> [Reading passage]
Nation is at a Watershed Moment in Understanding How Learning Happens

January 15, 2019

Commission Report Validates a National Movement to Teach “the Whole Child,” with Nearly 100 Organizations Signing on in Support

Contact: Angela Landers
202 813-4901

Washington, D.C., January 15, 2019 — Thirty-five years after “A Nation At Risk” painted a bleak picture of our nation’s education system, a report released today by the Aspen Institute National Commission on Social, Emotional, and Academic Development asserts that our nation is at a turning point: We now understand that social, emotional, and cognitive development underpin children’s academic learning. This breakthrough understanding about how people learn is fueling a growing movement to educate children as whole people, with social and emotional as well as academic needs.

“From a Nation at Risk to a Nation at Hope” emphasizes that translating this knowledge about how people learn into practice and helping students develop skills like collaboration, empathy, and perseverance requires systemic change. It offers specific actions to fundamentally shift how we teach children, with the understanding that the social, emotional, and cognitive dimensions of learning are mutually reinforcing rather than distinct.

“Integrating social, emotional, and academic learning is the bedrock of an excellent education,” said Linda Darling-Hammond, co-chair of the National Commission and president of the Learning Policy Institute. “This report offers a blueprint for everyone from educators to families to policymakers for building schools and communities that truly reflect what we know about learning.”

Drawing on input from more than 200 scientists, youth and parent groups, educators, and policymakers, the report seeks to accelerate and strengthen efforts in local communities through the following six broad recommendations:

• Set a clear vision that broadens the definition of student success to prioritize the whole child.

> [Dataset excerpt]
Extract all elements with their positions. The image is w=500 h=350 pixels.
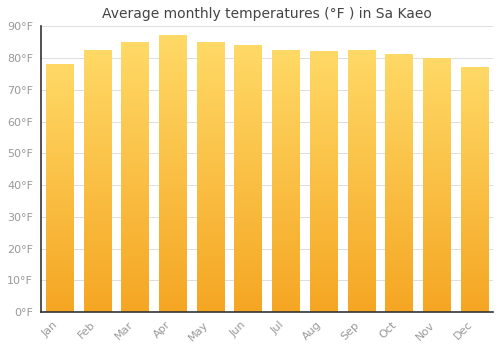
- Title: Average monthly temperatures (°F ) in Sa Kaeo: Average monthly temperatures (°F ) in Sa…: [102, 7, 432, 21]
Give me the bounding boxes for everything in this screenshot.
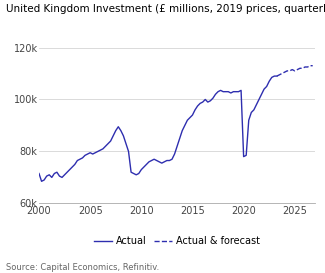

> [Required tasks]
1. According to the press release, how many scientists, youth and parent groups, educators, and policymakers gave input to the report?
2. Which skills does the press release name as examples that students should develop?
3. Resume the press release after its first recommendation on a clear vision of student success, keeping its style.
The data after the press release is separate material.

> [Answers to each task]
1. More than 200.

2. Collaboration, empathy, and perseverance.

3.
• Transform learning settings so they are safe and supportive for all young people.
• Change instruction to teach students social, emotional, and cognitive skills; embed these skills in academics and school-wide practices.
• Build adult expertise in child development.
• Align resources and leverage partners in the community to address the whole child.
• Forge closer connections between research and practice to generate useful, actionable information for educators.

These recommendations are especially pertinent now, as states and communities leverage their increased authority on education policy under the Every Student Succeeds Act. With increased local control, parents, teachers, and school leaders are well positioned to create the conditions for schools and local communities to educate the whole child. The report includes specific strategies that schools, districts, and communities can pursue related to each recommendation and examples of places that are engaged in these efforts.

“Many parents worry about their children’s happiness, well-being, and achievement. This report makes it clear that now is the moment when we can—and should—promote all of these dimensions at once and equip kids with an array of skills they need to succeed,” said Timothy Shriver, co-chair of the National Commission and chairman of the Special Olympics. “Given the stressors that many young people are dealing with—especially low-income children who are more likely to face hardships like homelessness and violence—it’s increasingly critical that we ensure students are surrounded by caring adults and a school environment that gives them a sense of purpose, belonging, and inspiration.”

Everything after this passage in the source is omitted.